** Start of MATERIAL PROVIDED **

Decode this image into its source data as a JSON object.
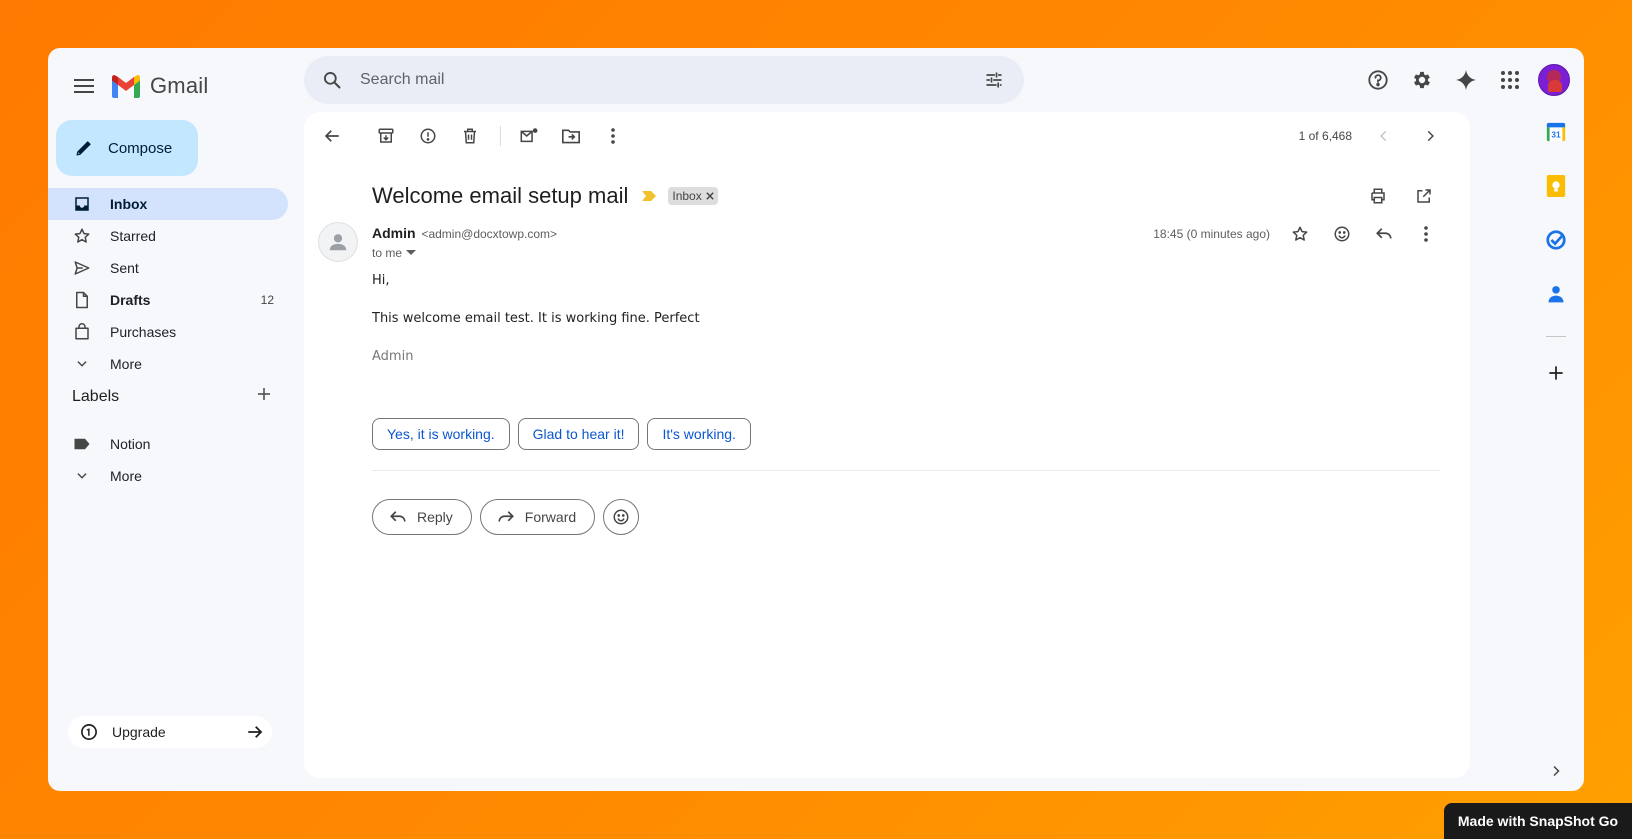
{
  "app": {
    "name": "Gmail"
  },
  "search": {
    "placeholder": "Search mail"
  },
  "compose": {
    "label": "Compose"
  },
  "sidebar": {
    "items": [
      {
        "label": "Inbox",
        "icon": "inbox-icon",
        "count": ""
      },
      {
        "label": "Starred",
        "icon": "star-icon",
        "count": ""
      },
      {
        "label": "Sent",
        "icon": "send-icon",
        "count": ""
      },
      {
        "label": "Drafts",
        "icon": "draft-icon",
        "count": "12"
      },
      {
        "label": "Purchases",
        "icon": "shopping-bag-icon",
        "count": ""
      },
      {
        "label": "More",
        "icon": "chevron-down-icon",
        "count": ""
      }
    ],
    "labels_title": "Labels",
    "labels": [
      {
        "label": "Notion",
        "icon": "label-icon"
      },
      {
        "label": "More",
        "icon": "chevron-down-icon"
      }
    ],
    "upgrade_label": "Upgrade"
  },
  "toolbar": {
    "pager_text": "1 of 6,468"
  },
  "message": {
    "subject": "Welcome email setup mail",
    "label_chip": "Inbox",
    "sender_name": "Admin",
    "sender_email": "<admin@docxtowp.com>",
    "to_text": "to me",
    "timestamp": "18:45 (0 minutes ago)",
    "body": {
      "greeting": "Hi,",
      "line1": "This welcome email test. It is working fine. Perfect",
      "signature": "Admin"
    }
  },
  "smart_replies": [
    "Yes, it is working.",
    "Glad to hear it!",
    "It's working."
  ],
  "actions": {
    "reply_label": "Reply",
    "forward_label": "Forward"
  },
  "colors": {
    "accent": "#0b57d0",
    "compose_bg": "#c2e7ff",
    "active_nav_bg": "#d3e3fd",
    "background_gradient_start": "#ff7a00",
    "background_gradient_end": "#ffa000"
  },
  "watermark": {
    "text": "Made with SnapShot Go"
  }
}
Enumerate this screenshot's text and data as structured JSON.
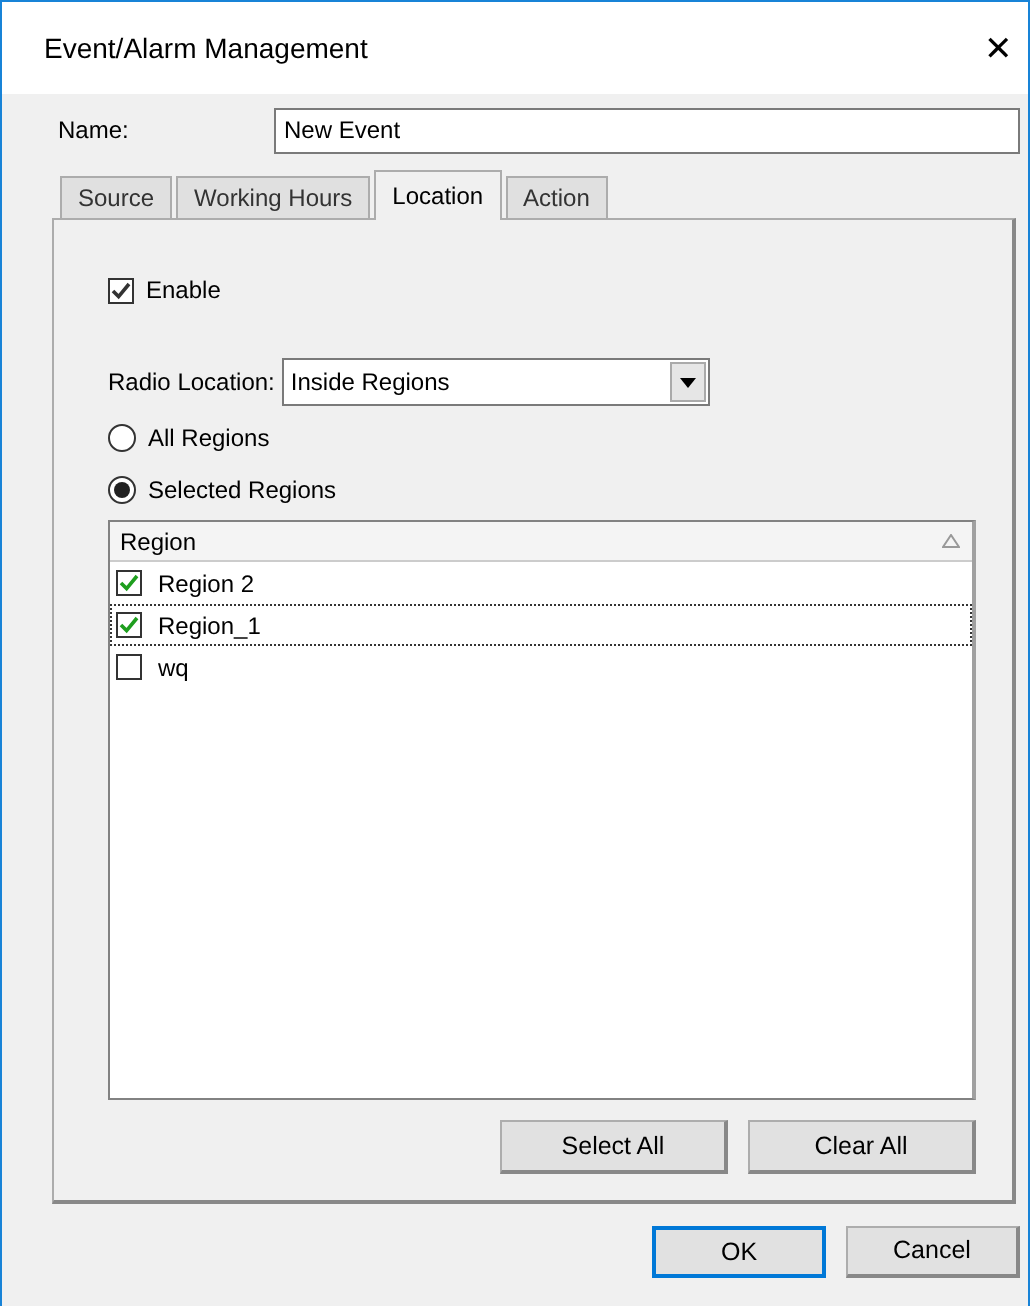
{
  "window": {
    "title": "Event/Alarm Management",
    "close": "✕"
  },
  "name_field": {
    "label": "Name:",
    "value": "New Event"
  },
  "tabs": [
    {
      "label": "Source",
      "selected": false
    },
    {
      "label": "Working Hours",
      "selected": false
    },
    {
      "label": "Location",
      "selected": true
    },
    {
      "label": "Action",
      "selected": false
    }
  ],
  "enable": {
    "label": "Enable",
    "checked": true
  },
  "radio_location": {
    "label": "Radio Location:",
    "value": "Inside Regions"
  },
  "region_mode": [
    {
      "label": "All Regions",
      "selected": false
    },
    {
      "label": "Selected Regions",
      "selected": true
    }
  ],
  "table": {
    "columns": [
      "Region"
    ],
    "rows": [
      {
        "region": "Region 2",
        "checked": true,
        "selected": false
      },
      {
        "region": "Region_1",
        "checked": true,
        "selected": true
      },
      {
        "region": "wq",
        "checked": false,
        "selected": false
      }
    ]
  },
  "list_buttons": [
    "Select All",
    "Clear All"
  ],
  "buttons": [
    {
      "label": "OK",
      "default": true
    },
    {
      "label": "Cancel",
      "default": false
    }
  ]
}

** End of MATERIAL PROVIDED **

WHAT IS REQUIRED
Scan the listing above for the word "true" and copy every line that holds it.

EXERCISE RESPONSE
      "selected": true
    "checked": true
      "selected": true
        "checked": true,
        "checked": true,
        "selected": true
      "default": true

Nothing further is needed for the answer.